● Records shown:
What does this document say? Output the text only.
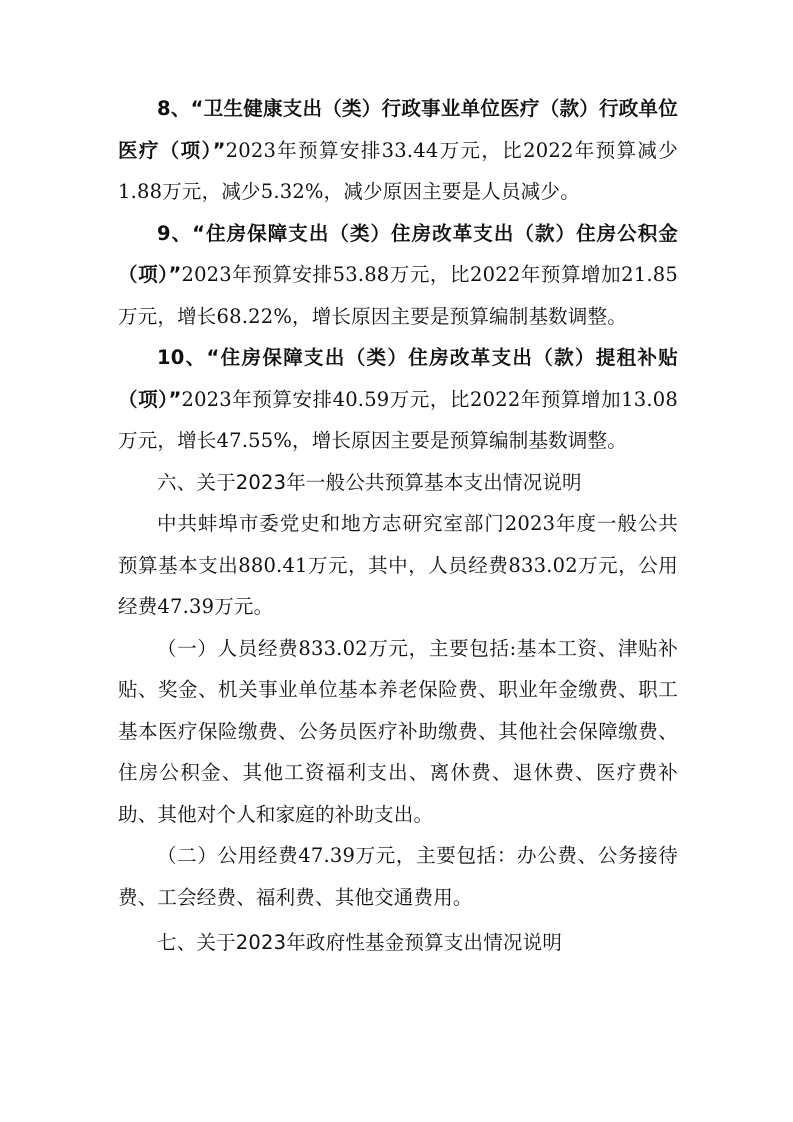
8、“卫生健康支出（类）行政事业单位医疗（款）行政单位医疗（项）”2023年预算安排33.44万元，比2022年预算减少1.88万元，减少5.32%，减少原因主要是人员减少。

9、“住房保障支出（类）住房改革支出（款）住房公积金（项）”2023年预算安排53.88万元，比2022年预算增加21.85万元，增长68.22%，增长原因主要是预算编制基数调整。

10、“住房保障支出（类）住房改革支出（款）提租补贴（项）”2023年预算安排40.59万元，比2022年预算增加13.08万元，增长47.55%，增长原因主要是预算编制基数调整。

六、关于2023年一般公共预算基本支出情况说明

中共蚌埠市委党史和地方志研究室部门2023年度一般公共预算基本支出880.41万元，其中，人员经费833.02万元，公用经费47.39万元。

（一）人员经费833.02万元，主要包括:基本工资、津贴补贴、奖金、机关事业单位基本养老保险费、职业年金缴费、职工基本医疗保险缴费、公务员医疗补助缴费、其他社会保障缴费、住房公积金、其他工资福利支出、离休费、退休费、医疗费补助、其他对个人和家庭的补助支出。

（二）公用经费47.39万元，主要包括：办公费、公务接待费、工会经费、福利费、其他交通费用。

七、关于2023年政府性基金预算支出情况说明
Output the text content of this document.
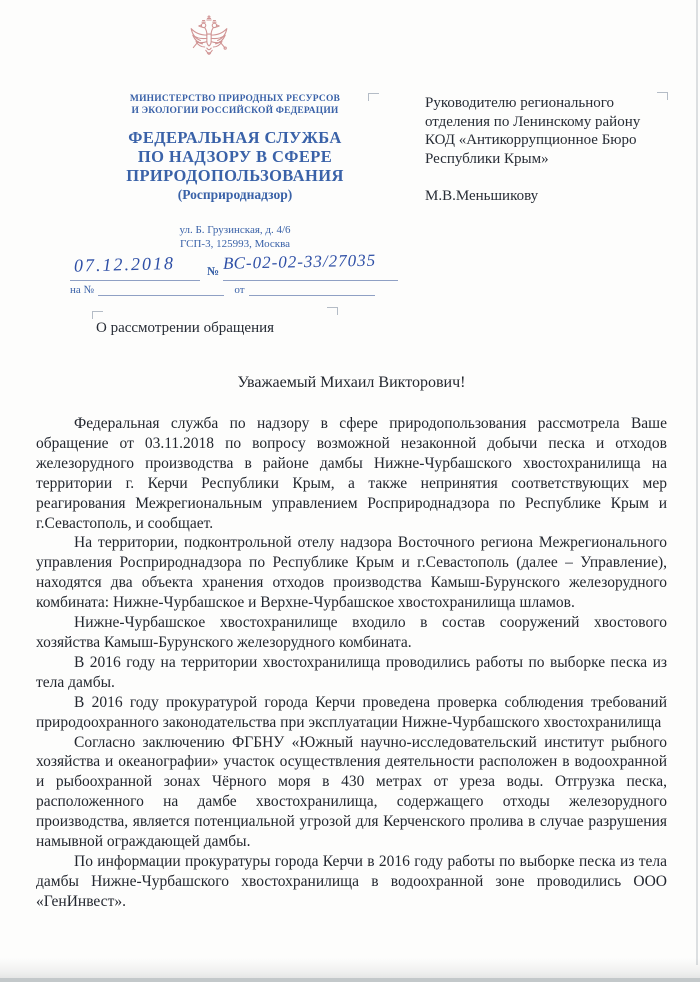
МИНИСТЕРСТВО ПРИРОДНЫХ РЕСУРСОВ
И ЭКОЛОГИИ РОССИЙСКОЙ ФЕДЕРАЦИИ
ФЕДЕРАЛЬНАЯ СЛУЖБА
ПО НАДЗОРУ В СФЕРЕ
ПРИРОДОПОЛЬЗОВАНИЯ
(Росприроднадзор)
ул. Б. Грузинская, д. 4/6
ГСП-3, 125993, Москва
07.12.2018	№ ВС-02-02-33/27035
на №	от
Руководителю регионального
отделения по Ленинскому району
КОД «Антикоррупционное Бюро
Республики Крым»
М.В.Меньшикову
О рассмотрении обращения
Уважаемый Михаил Викторович!

Федеральная служба по надзору в сфере природопользования рассмотрела Ваше обращение от 03.11.2018 по вопросу возможной незаконной добычи песка и отходов железорудного производства в районе дамбы Нижне-Чурбашского хвостохранилища на территории г. Керчи Республики Крым, а также непринятия соответствующих мер реагирования Межрегиональным управлением Росприроднадзора по Республике Крым и г.Севастополь, и сообщает.

На территории, подконтрольной отелу надзора Восточного региона Межрегионального управления Росприроднадзора по Республике Крым и г.Севастополь (далее – Управление), находятся два объекта хранения отходов производства Камыш-Бурунского железорудного комбината: Нижне-Чурбашское и Верхне-Чурбашское хвостохранилища шламов.

Нижне-Чурбашское хвостохранилище входило в состав сооружений хвостового хозяйства Камыш-Бурунского железорудного комбината.

В 2016 году на территории хвостохранилища проводились работы по выборке песка из тела дамбы.

В 2016 году прокуратурой города Керчи проведена проверка соблюдения требований природоохранного законодательства при эксплуатации Нижне-Чурбашского хвостохранилища

Согласно заключению ФГБНУ «Южный научно-исследовательский институт рыбного хозяйства и океанографии» участок осуществления деятельности расположен в водоохранной и рыбоохранной зонах Чёрного моря в 430 метрах от уреза воды. Отгрузка песка, расположенного на дамбе хвостохранилища, содержащего отходы железорудного производства, является потенциальной угрозой для Керченского пролива в случае разрушения намывной ограждающей дамбы.

По информации прокуратуры города Керчи в 2016 году работы по выборке песка из тела дамбы Нижне-Чурбашского хвостохранилища в водоохранной зоне проводились ООО «ГенИнвест».
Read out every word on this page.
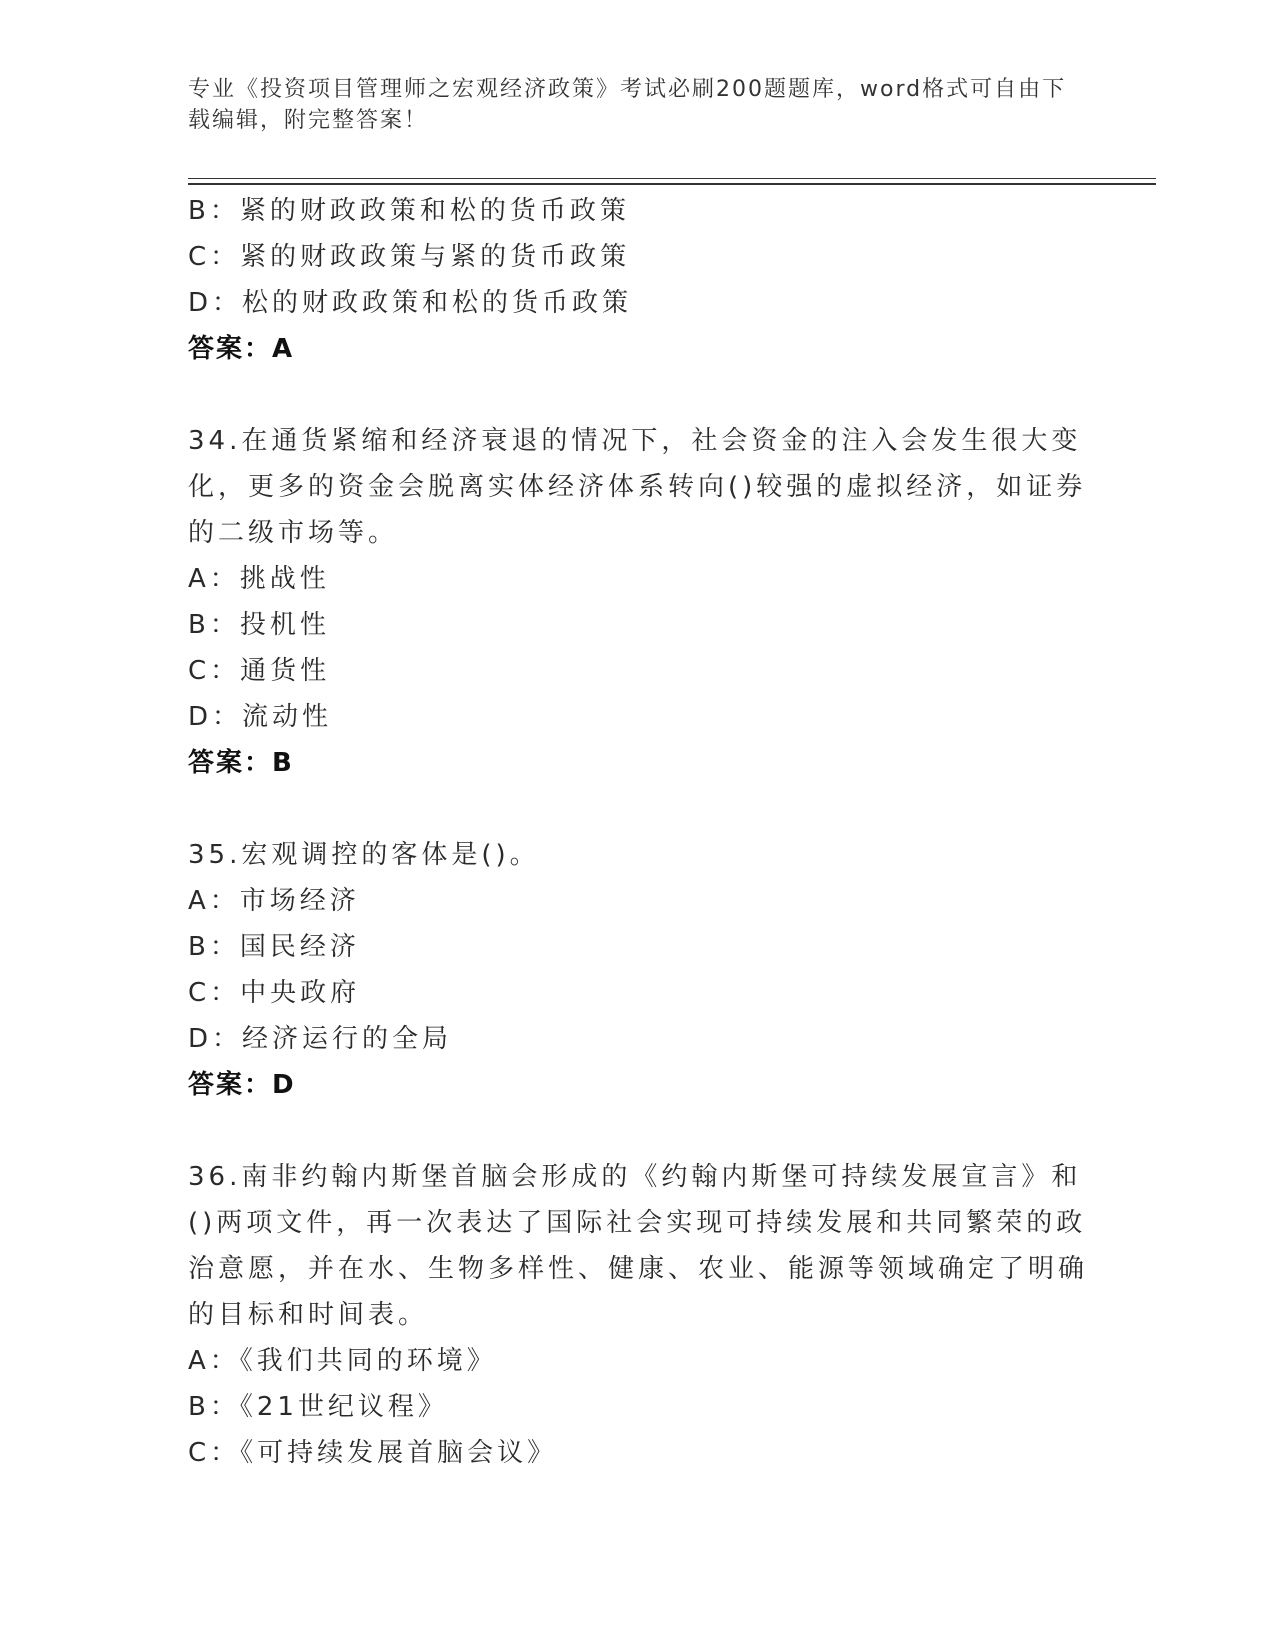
专业《投资项目管理师之宏观经济政策》考试必刷200题题库，word格式可自由下载编辑，附完整答案！
B：紧的财政政策和松的货币政策
C：紧的财政政策与紧的货币政策
D：松的财政政策和松的货币政策
答案：A
34.在通货紧缩和经济衰退的情况下，社会资金的注入会发生很大变化，更多的资金会脱离实体经济体系转向()较强的虚拟经济，如证券的二级市场等。
A：挑战性
B：投机性
C：通货性
D：流动性
答案：B
35.宏观调控的客体是()。
A：市场经济
B：国民经济
C：中央政府
D：经济运行的全局
答案：D
36.南非约翰内斯堡首脑会形成的《约翰内斯堡可持续发展宣言》和()两项文件，再一次表达了国际社会实现可持续发展和共同繁荣的政治意愿，并在水、生物多样性、健康、农业、能源等领域确定了明确的目标和时间表。
A：《我们共同的环境》
B：《21世纪议程》
C：《可持续发展首脑会议》
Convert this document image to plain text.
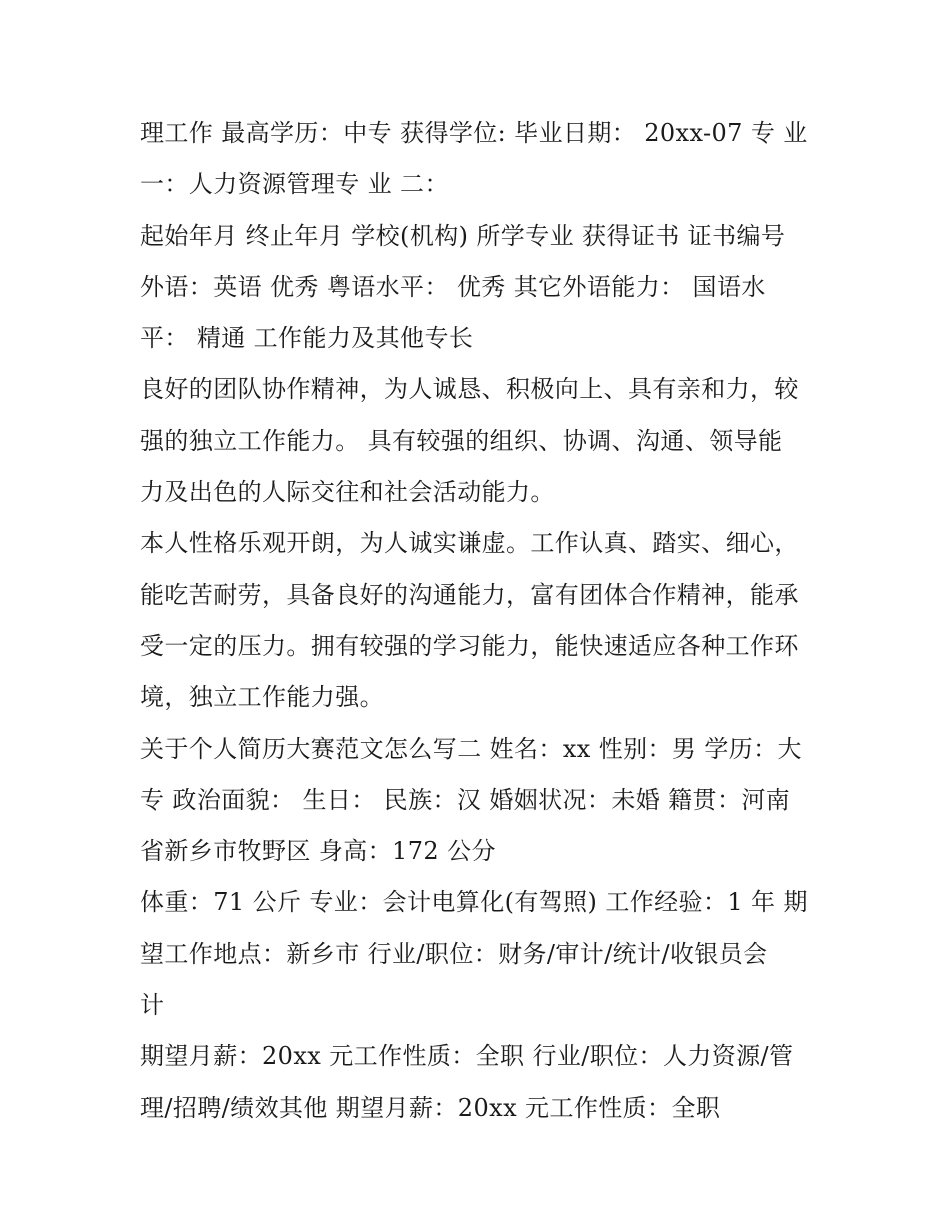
理工作 最高学历：中专 获得学位: 毕业日期： 20xx-07 专 业
一：人力资源管理专 业 二：
起始年月 终止年月 学校(机构) 所学专业 获得证书 证书编号
外语：英语 优秀 粤语水平： 优秀 其它外语能力： 国语水
平： 精通 工作能力及其他专长
良好的团队协作精神，为人诚恳、积极向上、具有亲和力，较
强的独立工作能力。 具有较强的组织、协调、沟通、领导能
力及出色的人际交往和社会活动能力。
本人性格乐观开朗，为人诚实谦虚。工作认真、踏实、细心，
能吃苦耐劳，具备良好的沟通能力，富有团体合作精神，能承
受一定的压力。拥有较强的学习能力，能快速适应各种工作环
境，独立工作能力强。
关于个人简历大赛范文怎么写二 姓名：xx 性别：男 学历：大
专 政治面貌： 生日： 民族：汉 婚姻状况：未婚 籍贯：河南
省新乡市牧野区 身高：172 公分
体重：71 公斤 专业：会计电算化(有驾照) 工作经验：1 年 期
望工作地点：新乡市 行业/职位：财务/审计/统计/收银员会
计
期望月薪：20xx 元工作性质：全职 行业/职位：人力资源/管
理/招聘/绩效其他 期望月薪：20xx 元工作性质：全职
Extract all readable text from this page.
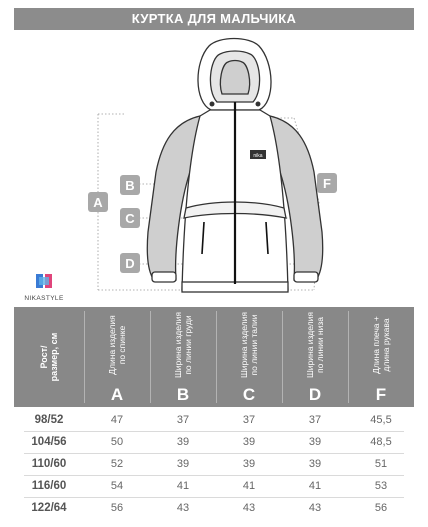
КУРТКА ДЛЯ МАЛЬЧИКА
nika
A
B
C
D
F
NIKASTYLE
Рост/
размер, см
Длина изделия
по спинке
A
Ширина изделия
по линии груди
B
Ширина изделия
по линии талии
C
Ширина изделия
по линии низа
D
Длина плеча +
длина рукава
F
98/52	47	37	37	37	45,5
104/56	50	39	39	39	48,5
110/60	52	39	39	39	51
116/60	54	41	41	41	53
122/64	56	43	43	43	56
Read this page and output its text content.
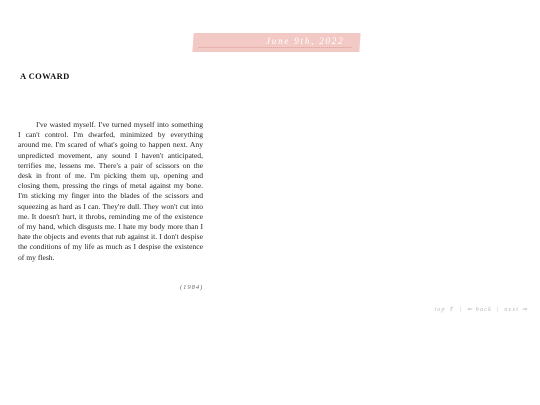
June 9th, 2022
A COWARD

I've wasted myself. I've turned myself into something I can't control. I'm dwarfed, minimized by everything around me. I'm scared of what's going to happen next. Any unpredicted movement, any sound I haven't anticipated, terrifies me, lessens me. There's a pair of scissors on the desk in front of me. I'm picking them up, opening and closing them, pressing the rings of metal against my bone. I'm sticking my finger into the blades of the scissors and squeezing as hard as I can. They're dull. They won't cut into me. It doesn't hurt, it throbs, reminding me of the existence of my hand, which disgusts me. I hate my body more than I hate the objects and events that rub against it. I don't despise the conditions of my life as much as I despise the existence of my flesh.

(1984)
top ⇑ | ⇐ back | next ⇒
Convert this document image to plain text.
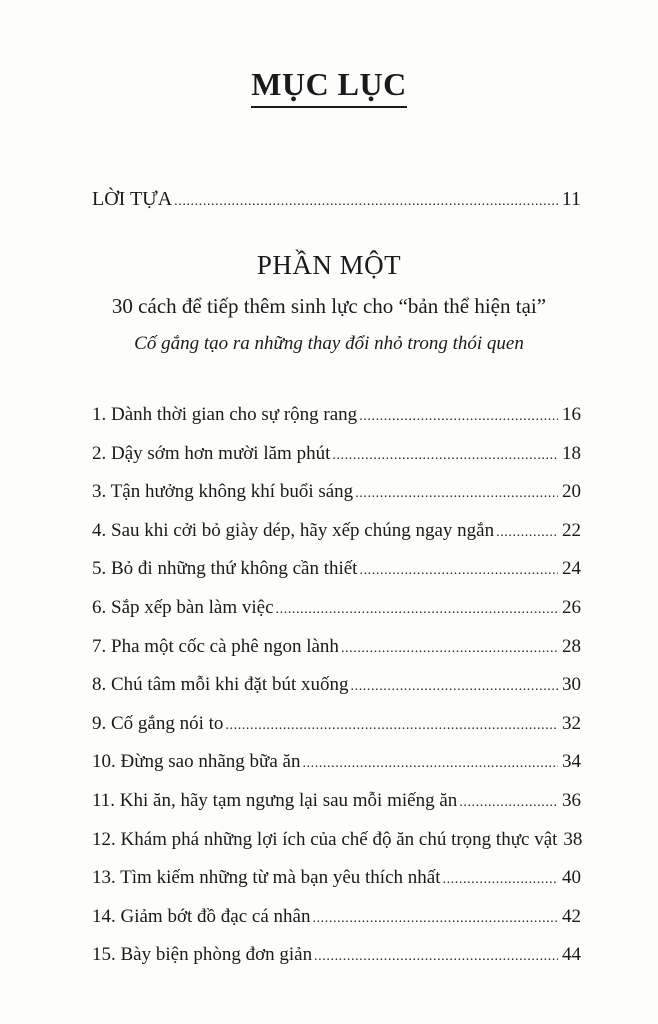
MỤC LỤC
LỜI TỰA .....	11
PHẦN MỘT
30 cách để tiếp thêm sinh lực cho “bản thể hiện tại”
Cố gắng tạo ra những thay đổi nhỏ trong thói quen
1. Dành thời gian cho sự rộng rang .....	16
2. Dậy sớm hơn mười lăm phút .....	18
3. Tận hưởng không khí buổi sáng .....	20
4. Sau khi cởi bỏ giày dép, hãy xếp chúng ngay ngắn .....	22
5. Bỏ đi những thứ không cần thiết .....	24
6. Sắp xếp bàn làm việc .....	26
7. Pha một cốc cà phê ngon lành .....	28
8. Chú tâm mỗi khi đặt bút xuống .....	30
9. Cố gắng nói to .....	32
10. Đừng sao nhãng bữa ăn .....	34
11. Khi ăn, hãy tạm ngưng lại sau mỗi miếng ăn .....	36
12. Khám phá những lợi ích của chế độ ăn chú trọng thực vật 38
13. Tìm kiếm những từ mà bạn yêu thích nhất .....	40
14. Giảm bớt đồ đạc cá nhân .....	42
15. Bày biện phòng đơn giản .....	44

● The request:
Copy each line of the records containing the string "住房保障支出".

● Result for this task:
9、“住房保障支出（类）住房改革支出（款）住房公积金（项）”2023年预算安排53.88万元，比2022年预算增加21.85万元，增长68.22%，增长原因主要是预算编制基数调整。
10、“住房保障支出（类）住房改革支出（款）提租补贴（项）”2023年预算安排40.59万元，比2022年预算增加13.08万元，增长47.55%，增长原因主要是预算编制基数调整。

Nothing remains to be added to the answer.